Task goal: Set the lines below into a numbered list, beginning with the line that contains "category-label-cad: CAD —" and continuing through the line that contains "grid-layer: 1.00% 0.80%", and omit any blank lines.

++++

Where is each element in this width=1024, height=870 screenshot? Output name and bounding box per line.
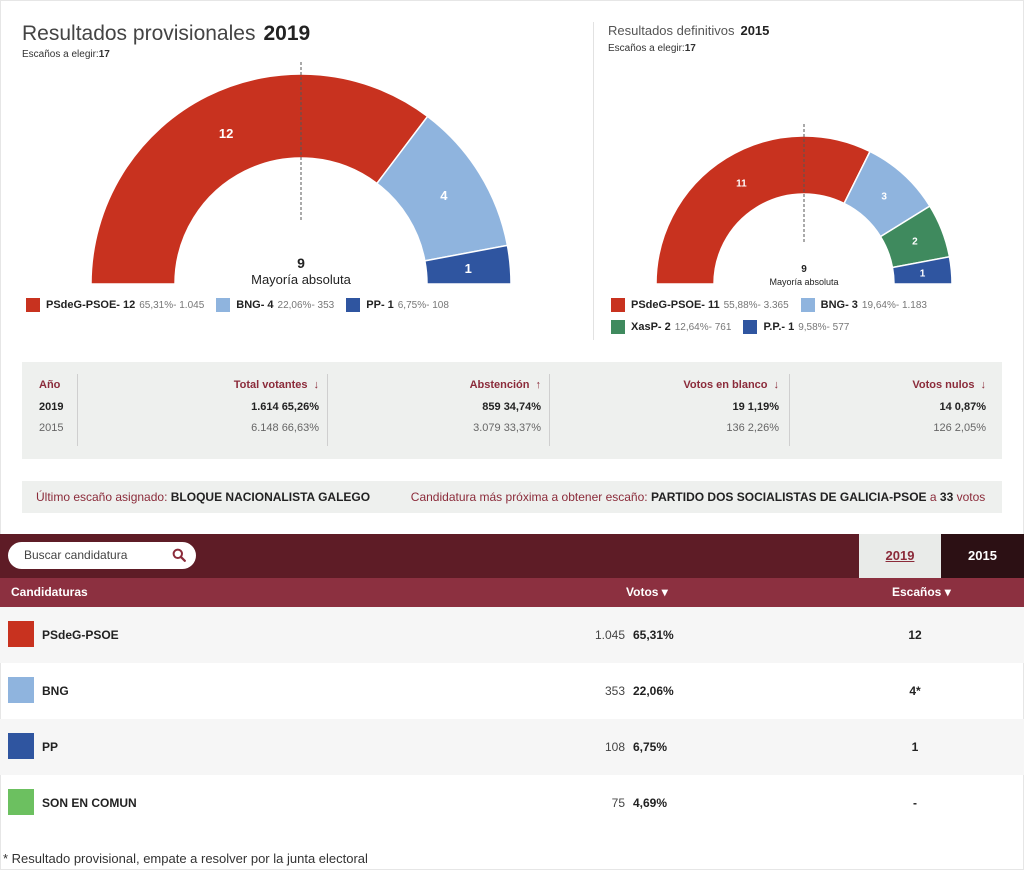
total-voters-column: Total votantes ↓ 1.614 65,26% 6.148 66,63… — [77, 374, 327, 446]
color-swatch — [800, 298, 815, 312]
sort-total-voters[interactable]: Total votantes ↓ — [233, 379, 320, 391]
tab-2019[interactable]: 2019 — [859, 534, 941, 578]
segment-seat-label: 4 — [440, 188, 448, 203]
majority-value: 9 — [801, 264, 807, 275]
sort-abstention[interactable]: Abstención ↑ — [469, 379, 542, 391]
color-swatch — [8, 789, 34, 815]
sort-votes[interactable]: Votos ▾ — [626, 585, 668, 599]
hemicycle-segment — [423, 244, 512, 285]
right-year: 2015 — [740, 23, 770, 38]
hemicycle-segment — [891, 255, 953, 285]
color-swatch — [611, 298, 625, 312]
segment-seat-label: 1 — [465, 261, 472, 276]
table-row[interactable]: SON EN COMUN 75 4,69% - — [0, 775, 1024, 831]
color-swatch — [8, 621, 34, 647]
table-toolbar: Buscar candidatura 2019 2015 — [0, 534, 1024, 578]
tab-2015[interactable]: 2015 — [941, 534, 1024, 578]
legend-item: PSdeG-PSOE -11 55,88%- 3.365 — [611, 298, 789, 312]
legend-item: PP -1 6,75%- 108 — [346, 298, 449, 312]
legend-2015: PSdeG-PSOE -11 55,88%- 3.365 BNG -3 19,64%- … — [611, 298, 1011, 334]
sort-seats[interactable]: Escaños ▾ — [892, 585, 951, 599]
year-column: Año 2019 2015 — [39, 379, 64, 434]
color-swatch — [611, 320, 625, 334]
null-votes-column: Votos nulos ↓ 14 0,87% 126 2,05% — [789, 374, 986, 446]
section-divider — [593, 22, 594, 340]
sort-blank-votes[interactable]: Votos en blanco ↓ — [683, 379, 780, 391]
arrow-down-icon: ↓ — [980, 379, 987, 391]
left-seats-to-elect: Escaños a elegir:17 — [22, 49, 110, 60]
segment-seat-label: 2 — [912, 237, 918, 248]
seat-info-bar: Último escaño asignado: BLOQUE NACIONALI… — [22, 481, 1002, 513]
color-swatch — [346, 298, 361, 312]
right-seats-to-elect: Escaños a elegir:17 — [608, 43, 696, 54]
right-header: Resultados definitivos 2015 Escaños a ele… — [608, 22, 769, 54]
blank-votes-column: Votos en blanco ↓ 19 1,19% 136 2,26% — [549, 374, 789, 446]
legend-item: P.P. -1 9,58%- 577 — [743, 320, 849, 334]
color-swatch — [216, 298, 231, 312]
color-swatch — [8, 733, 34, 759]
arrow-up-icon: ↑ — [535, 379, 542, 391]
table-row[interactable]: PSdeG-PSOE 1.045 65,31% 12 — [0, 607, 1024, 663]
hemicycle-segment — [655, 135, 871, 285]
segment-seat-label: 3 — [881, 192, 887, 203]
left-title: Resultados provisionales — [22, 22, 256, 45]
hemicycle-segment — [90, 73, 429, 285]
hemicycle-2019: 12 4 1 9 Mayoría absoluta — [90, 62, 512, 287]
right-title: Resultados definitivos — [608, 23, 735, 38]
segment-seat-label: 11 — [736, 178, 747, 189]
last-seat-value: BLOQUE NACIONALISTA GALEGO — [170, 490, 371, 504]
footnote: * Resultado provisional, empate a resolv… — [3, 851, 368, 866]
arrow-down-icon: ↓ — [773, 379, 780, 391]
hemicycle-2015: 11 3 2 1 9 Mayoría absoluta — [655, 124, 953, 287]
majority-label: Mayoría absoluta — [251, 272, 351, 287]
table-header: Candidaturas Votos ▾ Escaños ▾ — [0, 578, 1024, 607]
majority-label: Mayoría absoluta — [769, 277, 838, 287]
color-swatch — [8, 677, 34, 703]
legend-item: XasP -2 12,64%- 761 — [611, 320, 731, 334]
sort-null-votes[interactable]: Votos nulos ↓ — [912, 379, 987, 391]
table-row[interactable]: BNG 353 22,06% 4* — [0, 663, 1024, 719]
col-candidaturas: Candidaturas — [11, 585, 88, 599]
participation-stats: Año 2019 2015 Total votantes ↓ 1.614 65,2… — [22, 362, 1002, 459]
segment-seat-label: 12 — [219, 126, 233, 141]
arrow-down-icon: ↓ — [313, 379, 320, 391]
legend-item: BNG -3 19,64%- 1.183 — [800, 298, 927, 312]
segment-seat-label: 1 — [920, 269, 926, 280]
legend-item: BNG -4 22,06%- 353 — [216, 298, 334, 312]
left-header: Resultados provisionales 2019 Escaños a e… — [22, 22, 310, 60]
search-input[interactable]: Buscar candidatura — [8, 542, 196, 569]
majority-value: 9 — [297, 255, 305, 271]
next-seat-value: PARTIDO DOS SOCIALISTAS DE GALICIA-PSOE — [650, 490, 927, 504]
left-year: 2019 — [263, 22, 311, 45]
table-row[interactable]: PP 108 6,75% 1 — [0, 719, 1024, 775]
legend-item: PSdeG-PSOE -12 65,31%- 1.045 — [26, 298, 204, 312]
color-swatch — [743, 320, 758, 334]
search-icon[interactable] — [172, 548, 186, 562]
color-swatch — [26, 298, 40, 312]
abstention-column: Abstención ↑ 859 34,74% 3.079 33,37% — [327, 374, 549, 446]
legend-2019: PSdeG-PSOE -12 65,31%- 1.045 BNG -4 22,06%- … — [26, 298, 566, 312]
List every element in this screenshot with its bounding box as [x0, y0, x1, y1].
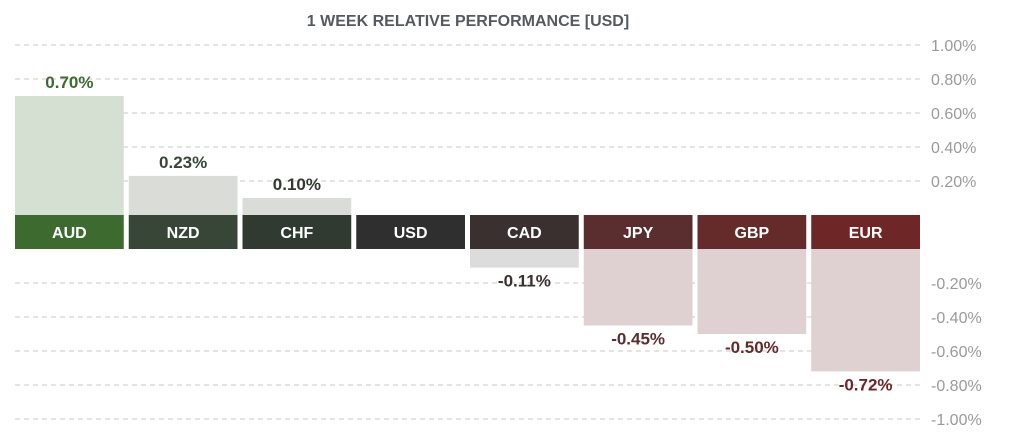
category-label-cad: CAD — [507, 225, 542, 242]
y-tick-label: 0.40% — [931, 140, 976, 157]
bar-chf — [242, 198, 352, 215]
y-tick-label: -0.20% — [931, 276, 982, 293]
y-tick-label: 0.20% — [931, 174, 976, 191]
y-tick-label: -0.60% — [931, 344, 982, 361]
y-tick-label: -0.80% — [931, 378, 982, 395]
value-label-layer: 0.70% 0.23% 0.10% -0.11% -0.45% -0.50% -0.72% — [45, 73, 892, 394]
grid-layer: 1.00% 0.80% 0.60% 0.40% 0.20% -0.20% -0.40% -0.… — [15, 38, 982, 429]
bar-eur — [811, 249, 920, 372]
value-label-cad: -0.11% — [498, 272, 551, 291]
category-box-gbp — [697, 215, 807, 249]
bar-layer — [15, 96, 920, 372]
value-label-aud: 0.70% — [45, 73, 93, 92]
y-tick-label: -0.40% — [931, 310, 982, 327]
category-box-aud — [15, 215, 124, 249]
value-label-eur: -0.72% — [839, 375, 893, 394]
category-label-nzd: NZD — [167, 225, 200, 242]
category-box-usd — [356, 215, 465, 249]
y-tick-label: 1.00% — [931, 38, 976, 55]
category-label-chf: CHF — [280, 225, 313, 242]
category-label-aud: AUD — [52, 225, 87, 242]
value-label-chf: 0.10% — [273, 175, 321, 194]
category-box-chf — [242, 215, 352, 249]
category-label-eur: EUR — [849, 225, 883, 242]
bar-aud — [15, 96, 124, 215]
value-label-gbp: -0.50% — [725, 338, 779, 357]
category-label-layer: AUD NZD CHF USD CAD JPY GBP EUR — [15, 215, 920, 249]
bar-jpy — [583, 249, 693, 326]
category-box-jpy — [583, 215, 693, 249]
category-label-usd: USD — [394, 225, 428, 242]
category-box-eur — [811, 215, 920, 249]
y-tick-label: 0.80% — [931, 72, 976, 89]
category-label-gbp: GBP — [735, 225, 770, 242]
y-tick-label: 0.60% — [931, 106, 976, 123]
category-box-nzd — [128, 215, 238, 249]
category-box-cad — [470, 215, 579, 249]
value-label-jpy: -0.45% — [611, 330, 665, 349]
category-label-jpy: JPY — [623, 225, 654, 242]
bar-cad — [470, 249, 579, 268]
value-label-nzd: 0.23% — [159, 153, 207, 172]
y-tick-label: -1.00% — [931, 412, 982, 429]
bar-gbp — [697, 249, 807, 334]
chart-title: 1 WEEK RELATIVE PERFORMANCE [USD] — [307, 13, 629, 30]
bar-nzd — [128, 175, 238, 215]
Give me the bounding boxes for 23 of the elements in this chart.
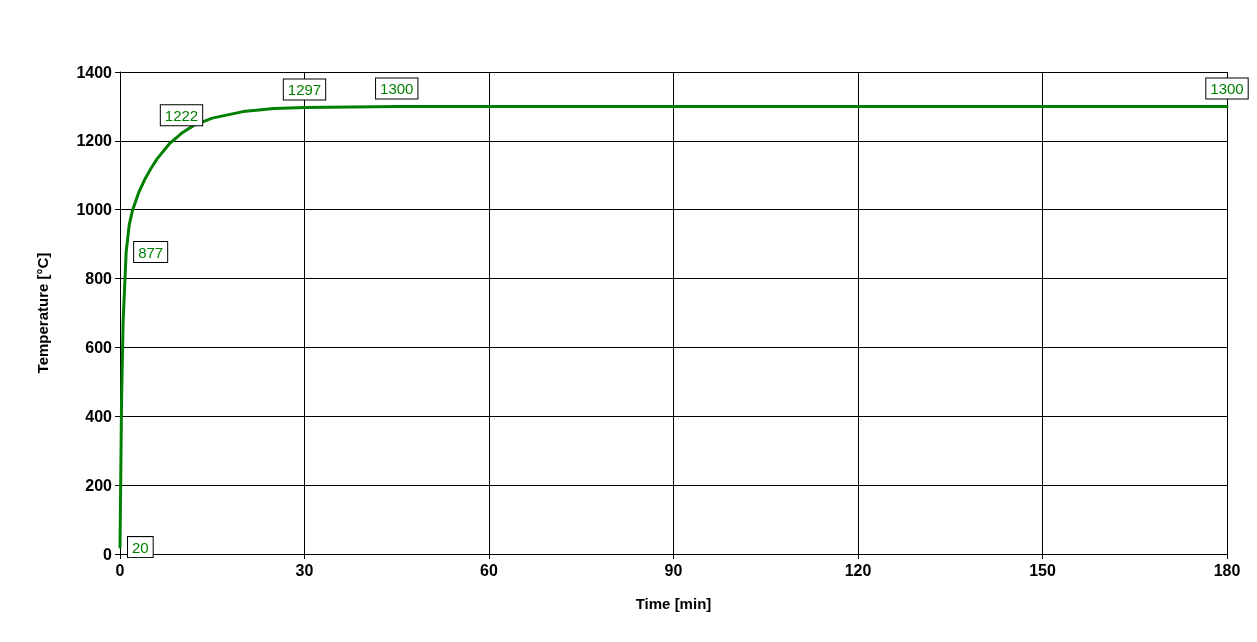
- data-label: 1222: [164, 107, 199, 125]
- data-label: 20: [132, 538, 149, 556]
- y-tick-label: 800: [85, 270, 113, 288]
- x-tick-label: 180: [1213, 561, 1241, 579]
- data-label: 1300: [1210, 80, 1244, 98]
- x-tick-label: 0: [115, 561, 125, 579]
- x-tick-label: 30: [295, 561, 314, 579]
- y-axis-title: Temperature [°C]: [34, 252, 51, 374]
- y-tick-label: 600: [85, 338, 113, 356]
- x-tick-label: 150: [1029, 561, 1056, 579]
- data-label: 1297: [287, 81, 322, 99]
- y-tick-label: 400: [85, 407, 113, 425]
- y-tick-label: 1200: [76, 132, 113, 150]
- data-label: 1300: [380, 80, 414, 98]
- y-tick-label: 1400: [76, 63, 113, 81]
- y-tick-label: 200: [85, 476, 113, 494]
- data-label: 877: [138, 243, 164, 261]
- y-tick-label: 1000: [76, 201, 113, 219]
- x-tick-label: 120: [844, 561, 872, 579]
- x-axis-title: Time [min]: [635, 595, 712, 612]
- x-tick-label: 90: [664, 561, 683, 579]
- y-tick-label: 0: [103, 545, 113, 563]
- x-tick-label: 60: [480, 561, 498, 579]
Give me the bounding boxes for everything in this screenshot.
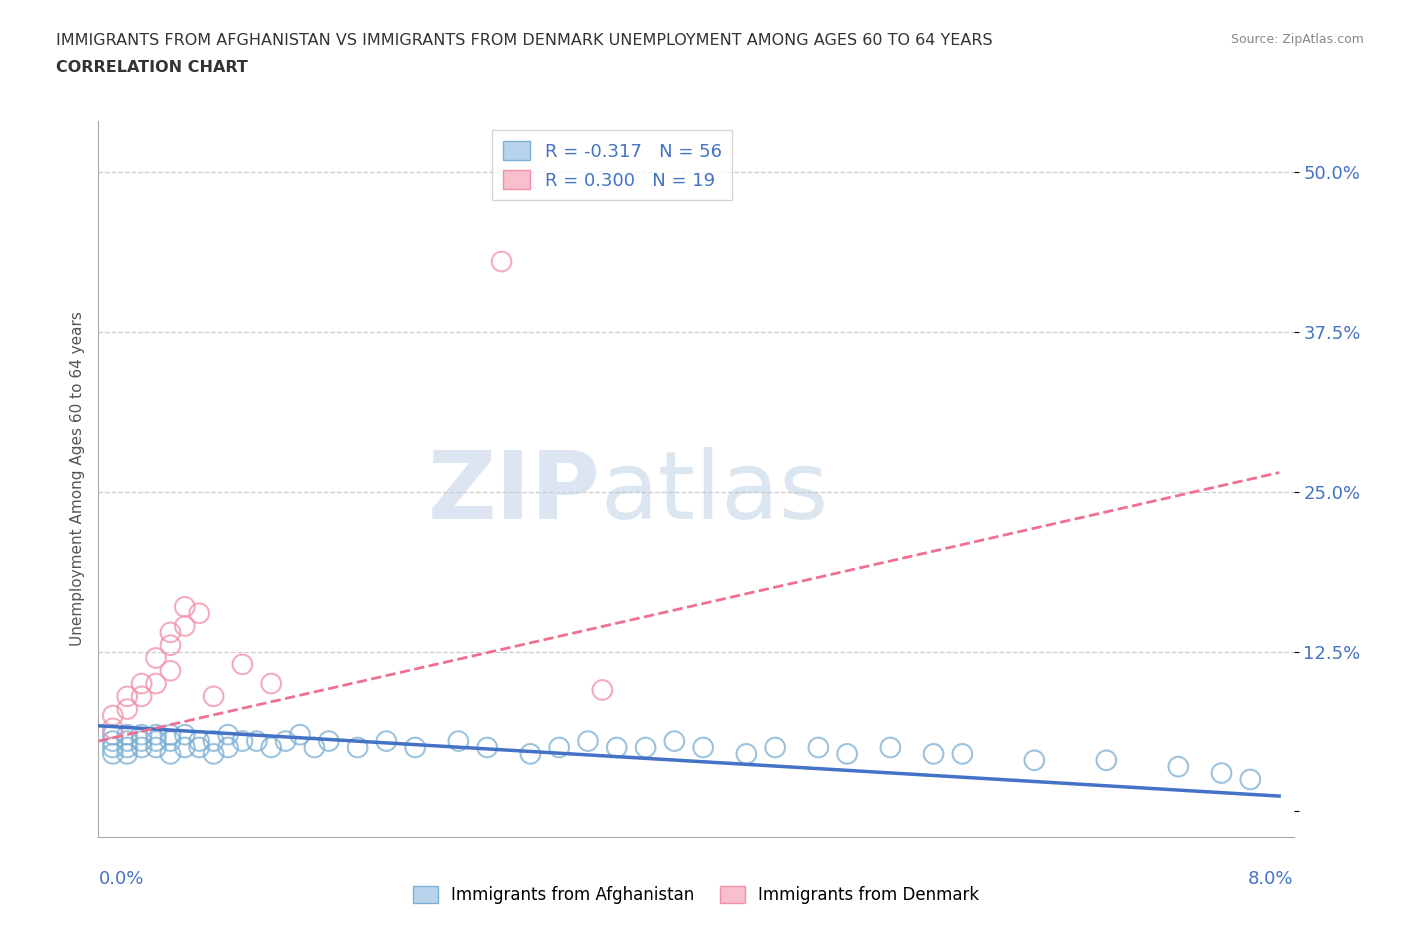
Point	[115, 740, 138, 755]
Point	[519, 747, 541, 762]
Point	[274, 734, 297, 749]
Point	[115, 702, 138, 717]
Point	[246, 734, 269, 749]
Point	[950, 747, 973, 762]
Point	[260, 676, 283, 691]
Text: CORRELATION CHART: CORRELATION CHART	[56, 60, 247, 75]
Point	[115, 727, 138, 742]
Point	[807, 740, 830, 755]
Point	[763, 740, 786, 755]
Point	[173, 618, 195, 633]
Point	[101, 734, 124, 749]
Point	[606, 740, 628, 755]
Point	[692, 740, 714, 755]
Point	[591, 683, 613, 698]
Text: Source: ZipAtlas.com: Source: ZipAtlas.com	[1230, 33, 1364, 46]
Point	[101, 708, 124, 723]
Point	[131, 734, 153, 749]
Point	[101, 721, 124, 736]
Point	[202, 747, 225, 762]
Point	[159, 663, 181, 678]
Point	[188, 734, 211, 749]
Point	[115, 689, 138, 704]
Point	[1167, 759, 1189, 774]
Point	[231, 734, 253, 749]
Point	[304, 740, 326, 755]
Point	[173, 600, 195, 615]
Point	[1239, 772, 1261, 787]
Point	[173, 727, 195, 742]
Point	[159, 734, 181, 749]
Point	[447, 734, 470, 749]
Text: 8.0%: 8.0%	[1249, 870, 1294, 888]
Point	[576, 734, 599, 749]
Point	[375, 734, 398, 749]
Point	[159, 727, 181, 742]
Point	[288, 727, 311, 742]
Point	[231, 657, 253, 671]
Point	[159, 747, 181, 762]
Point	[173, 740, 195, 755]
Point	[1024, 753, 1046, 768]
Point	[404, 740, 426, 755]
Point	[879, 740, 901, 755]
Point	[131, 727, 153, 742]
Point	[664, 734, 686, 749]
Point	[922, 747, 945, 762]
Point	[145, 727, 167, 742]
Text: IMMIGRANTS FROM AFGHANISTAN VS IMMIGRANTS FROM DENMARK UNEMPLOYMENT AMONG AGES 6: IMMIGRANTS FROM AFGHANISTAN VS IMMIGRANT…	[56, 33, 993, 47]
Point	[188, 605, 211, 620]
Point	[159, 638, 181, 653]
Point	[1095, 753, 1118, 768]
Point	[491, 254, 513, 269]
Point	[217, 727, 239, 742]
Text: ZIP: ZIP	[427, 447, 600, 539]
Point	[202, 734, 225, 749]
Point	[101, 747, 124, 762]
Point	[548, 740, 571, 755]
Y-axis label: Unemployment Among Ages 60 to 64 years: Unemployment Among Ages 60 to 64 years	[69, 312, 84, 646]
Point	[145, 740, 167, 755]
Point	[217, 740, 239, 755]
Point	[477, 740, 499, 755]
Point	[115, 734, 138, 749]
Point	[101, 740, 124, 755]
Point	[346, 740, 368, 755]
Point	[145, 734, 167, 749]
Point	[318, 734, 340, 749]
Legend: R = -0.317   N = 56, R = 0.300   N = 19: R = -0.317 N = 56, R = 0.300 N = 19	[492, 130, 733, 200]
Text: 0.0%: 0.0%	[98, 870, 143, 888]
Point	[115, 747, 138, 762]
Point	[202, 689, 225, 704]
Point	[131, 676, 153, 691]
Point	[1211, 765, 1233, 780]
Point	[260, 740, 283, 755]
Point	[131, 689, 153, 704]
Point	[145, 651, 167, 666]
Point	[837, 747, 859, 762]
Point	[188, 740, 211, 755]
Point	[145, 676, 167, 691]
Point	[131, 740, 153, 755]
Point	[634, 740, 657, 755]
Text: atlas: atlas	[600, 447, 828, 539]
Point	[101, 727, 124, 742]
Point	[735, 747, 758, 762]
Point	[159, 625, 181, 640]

++++

Result of the task:
1. category-label-cad: CAD — [507, 225, 542, 242]
2. y-tick-label: 0.40% — [931, 140, 976, 157]
3. bar-chf — [242, 198, 352, 215]
4. y-tick-label: -0.20% — [931, 276, 982, 293]
5. y-tick-label: 0.20% — [931, 174, 976, 191]
6. y-tick-label: -0.60% — [931, 344, 982, 361]
7. y-tick-label: -0.80% — [931, 378, 982, 395]
8. value-label-layer: 0.70% 0.23% 0.10% -0.11% -0.45% -0.50% -0.72% — [45, 73, 892, 394]
9. grid-layer: 1.00% 0.80% 0.60% 0.40% 0.20% -0.20% -0.40% -0.… — [15, 38, 982, 429]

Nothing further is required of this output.